** Start Data shown **

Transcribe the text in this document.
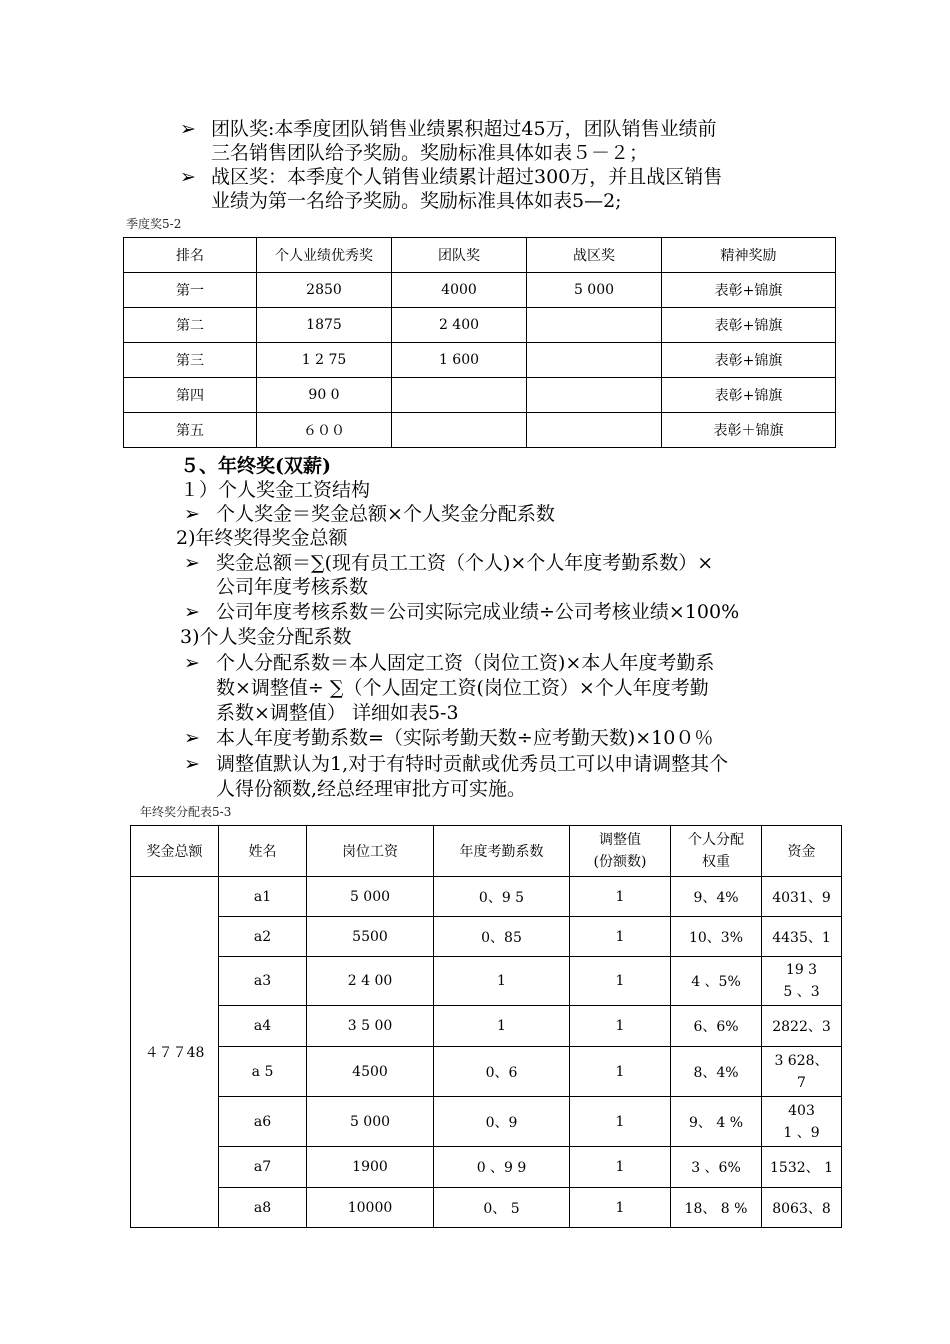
➢ 团队奖:本季度团队销售业绩累积超过45万，团队销售业绩前
三名销售团队给予奖励。奖励标准具体如表５－２；
➢ 战区奖：本季度个人销售业绩累计超过300万，并且战区销售
业绩为第一名给予奖励。奖励标准具体如表5—2;
季度奖5-2
排名	个人业绩优秀奖	团队奖	战区奖	精神奖励
第一	2850	4000	5 000	表彰+锦旗
第二	1875	2 400		表彰+锦旗
第三	1 2 75	1 600		表彰+锦旗
第四	90 0			表彰+锦旗
第五	６００			表彰＋锦旗
５、年终奖(双薪)
１）个人奖金工资结构
➢ 个人奖金＝奖金总额×个人奖金分配系数
2)年终奖得奖金总额
➢ 奖金总额＝∑(现有员工工资（个人)×个人年度考勤系数）×
公司年度考核系数
➢ 公司年度考核系数＝公司实际完成业绩÷公司考核业绩×100%
3)个人奖金分配系数
➢ 个人分配系数＝本人固定工资（岗位工资)×本人年度考勤系
数×调整值÷ ∑（个人固定工资(岗位工资）×个人年度考勤
系数×调整值） 详细如表5-3
➢ 本人年度考勤系数=（实际考勤天数÷应考勤天数)×10０％
➢ 调整值默认为1,对于有特时贡献或优秀员工可以申请调整其个
人得份额数,经总经理审批方可实施。
年终奖分配表5-3
奖金总额	姓名	岗位工资	年度考勤系数	调整值
(份额数)	个人分配
权重	资金
４７７48	a1	5 000	0、9 5	1	9、4%	4031、9
	a2	5500	0、85	1	10、3%	4435、1
	a3	2 4 00	1	1	4 、5%	19 3
5 、3
	a4	3 5 00	1	1	6、6%	2822、3
	a 5	4500	0、6	1	8、4%	3 628、
7
	a6	5 000	0、9	1	9、 4 %	403
1 、9
	a7	1900	0 、9 9	1	3 、6%	1532、 1
	a8	10000	0、 5	1	18、 8 %	8063、8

** End Data shown **

Go through the material and select each line with the string "岗位工资" in it.

➢ 个人分配系数＝本人固定工资（岗位工资)×本人年度考勤系
数×调整值÷ ∑（个人固定工资(岗位工资）×个人年度考勤
奖金总额	姓名	岗位工资	年度考勤系数	调整值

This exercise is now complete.